▶ _Written problem_: Pick out all lines with the word "Severens" from the records that follow.

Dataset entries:
● ● ● ●
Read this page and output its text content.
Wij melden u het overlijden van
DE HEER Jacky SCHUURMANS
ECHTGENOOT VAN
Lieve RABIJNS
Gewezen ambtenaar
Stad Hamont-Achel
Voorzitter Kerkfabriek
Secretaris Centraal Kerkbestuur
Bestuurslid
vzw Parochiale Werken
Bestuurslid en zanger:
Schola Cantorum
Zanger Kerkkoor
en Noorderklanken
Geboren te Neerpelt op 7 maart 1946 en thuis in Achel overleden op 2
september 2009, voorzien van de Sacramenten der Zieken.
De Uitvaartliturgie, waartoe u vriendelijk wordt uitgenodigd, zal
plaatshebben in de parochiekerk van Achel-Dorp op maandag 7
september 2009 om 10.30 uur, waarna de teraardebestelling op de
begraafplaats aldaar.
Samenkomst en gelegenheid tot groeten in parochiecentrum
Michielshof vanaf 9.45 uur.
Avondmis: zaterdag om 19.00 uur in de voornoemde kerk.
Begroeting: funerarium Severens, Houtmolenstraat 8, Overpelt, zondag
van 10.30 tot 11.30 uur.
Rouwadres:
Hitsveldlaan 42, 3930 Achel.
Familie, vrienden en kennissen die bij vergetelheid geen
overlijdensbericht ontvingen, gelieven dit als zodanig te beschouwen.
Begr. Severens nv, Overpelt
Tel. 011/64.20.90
● ● ● ●
▶ _Final answer_:
Begroeting: funerarium Severens, Houtmolenstraat 8, Overpelt, zondag
Begr. Severens nv, Overpelt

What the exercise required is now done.